**Directive:**
From the listing below, pick out each line with the word "Speed".

**Record excerpts:**
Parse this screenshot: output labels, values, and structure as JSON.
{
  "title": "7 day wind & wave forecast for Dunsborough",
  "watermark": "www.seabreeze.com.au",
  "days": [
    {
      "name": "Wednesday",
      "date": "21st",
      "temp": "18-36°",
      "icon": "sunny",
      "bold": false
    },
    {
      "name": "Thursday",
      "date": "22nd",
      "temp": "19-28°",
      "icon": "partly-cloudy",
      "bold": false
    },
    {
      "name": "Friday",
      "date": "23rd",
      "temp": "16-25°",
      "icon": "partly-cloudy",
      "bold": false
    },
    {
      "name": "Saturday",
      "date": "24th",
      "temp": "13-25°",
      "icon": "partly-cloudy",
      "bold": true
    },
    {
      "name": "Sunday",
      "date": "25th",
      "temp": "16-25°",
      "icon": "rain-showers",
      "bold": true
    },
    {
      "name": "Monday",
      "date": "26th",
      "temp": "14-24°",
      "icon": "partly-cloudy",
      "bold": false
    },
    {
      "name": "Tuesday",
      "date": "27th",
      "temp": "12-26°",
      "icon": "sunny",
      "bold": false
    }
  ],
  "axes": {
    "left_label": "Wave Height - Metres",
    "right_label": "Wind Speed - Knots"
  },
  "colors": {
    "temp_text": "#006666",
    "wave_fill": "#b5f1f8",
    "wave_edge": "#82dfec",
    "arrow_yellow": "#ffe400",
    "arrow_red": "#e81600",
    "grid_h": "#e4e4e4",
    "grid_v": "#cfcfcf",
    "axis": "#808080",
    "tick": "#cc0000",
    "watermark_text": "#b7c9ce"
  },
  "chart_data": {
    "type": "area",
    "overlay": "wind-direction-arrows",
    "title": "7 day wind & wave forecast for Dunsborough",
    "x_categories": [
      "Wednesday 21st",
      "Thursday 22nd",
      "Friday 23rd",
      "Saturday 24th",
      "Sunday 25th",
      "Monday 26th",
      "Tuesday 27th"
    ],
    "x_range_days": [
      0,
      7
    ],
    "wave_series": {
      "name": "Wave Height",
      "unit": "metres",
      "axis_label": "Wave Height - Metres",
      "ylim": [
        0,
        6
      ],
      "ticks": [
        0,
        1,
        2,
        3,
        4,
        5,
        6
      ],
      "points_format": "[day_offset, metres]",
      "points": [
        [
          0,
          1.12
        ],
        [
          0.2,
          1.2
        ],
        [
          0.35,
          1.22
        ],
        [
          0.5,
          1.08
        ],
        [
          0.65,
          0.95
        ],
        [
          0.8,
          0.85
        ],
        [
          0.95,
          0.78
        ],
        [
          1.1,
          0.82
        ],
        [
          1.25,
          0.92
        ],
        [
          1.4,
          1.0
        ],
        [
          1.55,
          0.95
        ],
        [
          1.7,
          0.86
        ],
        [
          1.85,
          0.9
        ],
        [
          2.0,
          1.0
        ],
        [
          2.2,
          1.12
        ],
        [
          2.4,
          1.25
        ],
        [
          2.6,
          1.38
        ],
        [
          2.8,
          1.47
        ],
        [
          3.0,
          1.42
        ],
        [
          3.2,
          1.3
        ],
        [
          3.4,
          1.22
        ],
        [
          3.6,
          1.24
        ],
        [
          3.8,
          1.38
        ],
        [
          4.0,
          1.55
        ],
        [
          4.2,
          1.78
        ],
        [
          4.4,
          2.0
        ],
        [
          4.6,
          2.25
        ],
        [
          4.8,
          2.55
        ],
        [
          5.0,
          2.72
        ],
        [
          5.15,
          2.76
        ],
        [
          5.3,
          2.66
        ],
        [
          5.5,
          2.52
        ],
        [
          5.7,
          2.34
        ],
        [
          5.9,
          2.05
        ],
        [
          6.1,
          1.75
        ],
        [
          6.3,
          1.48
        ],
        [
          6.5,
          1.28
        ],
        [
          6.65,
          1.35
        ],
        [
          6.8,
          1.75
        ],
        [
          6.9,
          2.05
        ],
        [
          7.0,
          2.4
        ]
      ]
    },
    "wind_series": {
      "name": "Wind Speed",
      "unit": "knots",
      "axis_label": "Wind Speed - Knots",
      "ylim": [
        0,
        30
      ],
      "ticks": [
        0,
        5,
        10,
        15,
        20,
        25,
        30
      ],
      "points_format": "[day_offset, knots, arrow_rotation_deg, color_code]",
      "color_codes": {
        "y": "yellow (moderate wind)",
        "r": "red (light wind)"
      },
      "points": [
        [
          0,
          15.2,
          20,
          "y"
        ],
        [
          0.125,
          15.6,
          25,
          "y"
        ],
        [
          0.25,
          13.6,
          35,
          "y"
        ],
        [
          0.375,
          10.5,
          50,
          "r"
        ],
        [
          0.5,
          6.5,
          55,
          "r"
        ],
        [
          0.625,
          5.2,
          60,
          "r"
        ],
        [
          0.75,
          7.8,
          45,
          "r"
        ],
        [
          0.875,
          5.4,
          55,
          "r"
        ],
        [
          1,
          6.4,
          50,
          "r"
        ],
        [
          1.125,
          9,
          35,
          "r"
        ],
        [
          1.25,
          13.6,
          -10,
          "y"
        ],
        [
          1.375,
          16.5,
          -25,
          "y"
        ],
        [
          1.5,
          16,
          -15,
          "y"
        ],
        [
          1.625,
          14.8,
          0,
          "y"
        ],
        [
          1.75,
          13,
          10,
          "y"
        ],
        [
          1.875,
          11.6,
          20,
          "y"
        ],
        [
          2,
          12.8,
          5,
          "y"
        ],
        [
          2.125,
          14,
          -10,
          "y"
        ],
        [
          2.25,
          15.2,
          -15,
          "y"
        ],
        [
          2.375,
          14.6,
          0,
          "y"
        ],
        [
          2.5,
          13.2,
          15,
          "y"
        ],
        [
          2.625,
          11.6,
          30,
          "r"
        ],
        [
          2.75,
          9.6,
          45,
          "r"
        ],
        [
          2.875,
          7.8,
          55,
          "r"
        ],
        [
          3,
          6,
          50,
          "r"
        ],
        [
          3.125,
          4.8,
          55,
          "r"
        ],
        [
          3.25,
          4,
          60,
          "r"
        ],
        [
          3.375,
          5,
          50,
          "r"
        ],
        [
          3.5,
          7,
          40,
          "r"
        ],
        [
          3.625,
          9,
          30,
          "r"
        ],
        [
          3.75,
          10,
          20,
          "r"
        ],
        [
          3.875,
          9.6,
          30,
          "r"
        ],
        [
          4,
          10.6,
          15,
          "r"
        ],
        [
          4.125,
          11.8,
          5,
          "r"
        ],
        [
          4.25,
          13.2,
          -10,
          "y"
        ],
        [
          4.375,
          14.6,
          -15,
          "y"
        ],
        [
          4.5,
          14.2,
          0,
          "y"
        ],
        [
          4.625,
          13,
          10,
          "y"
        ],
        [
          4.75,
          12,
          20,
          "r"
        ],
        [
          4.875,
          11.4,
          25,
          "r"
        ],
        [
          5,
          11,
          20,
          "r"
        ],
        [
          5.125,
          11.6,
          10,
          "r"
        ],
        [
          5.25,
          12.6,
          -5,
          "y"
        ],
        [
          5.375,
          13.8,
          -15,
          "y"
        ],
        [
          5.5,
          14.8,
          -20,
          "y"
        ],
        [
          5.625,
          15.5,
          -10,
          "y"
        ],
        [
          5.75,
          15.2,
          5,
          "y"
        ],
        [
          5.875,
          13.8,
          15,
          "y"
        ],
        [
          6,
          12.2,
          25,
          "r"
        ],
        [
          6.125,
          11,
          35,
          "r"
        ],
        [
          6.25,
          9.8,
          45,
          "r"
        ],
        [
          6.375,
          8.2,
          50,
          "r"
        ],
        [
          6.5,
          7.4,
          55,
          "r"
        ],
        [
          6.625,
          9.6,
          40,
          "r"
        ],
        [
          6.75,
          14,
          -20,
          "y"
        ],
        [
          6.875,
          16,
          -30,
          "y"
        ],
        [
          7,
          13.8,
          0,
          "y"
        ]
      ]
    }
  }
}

**Answer for this exercise:**
    "right_label": "Wind Speed - Knots"
      "name": "Wind Speed",
      "axis_label": "Wind Speed - Knots",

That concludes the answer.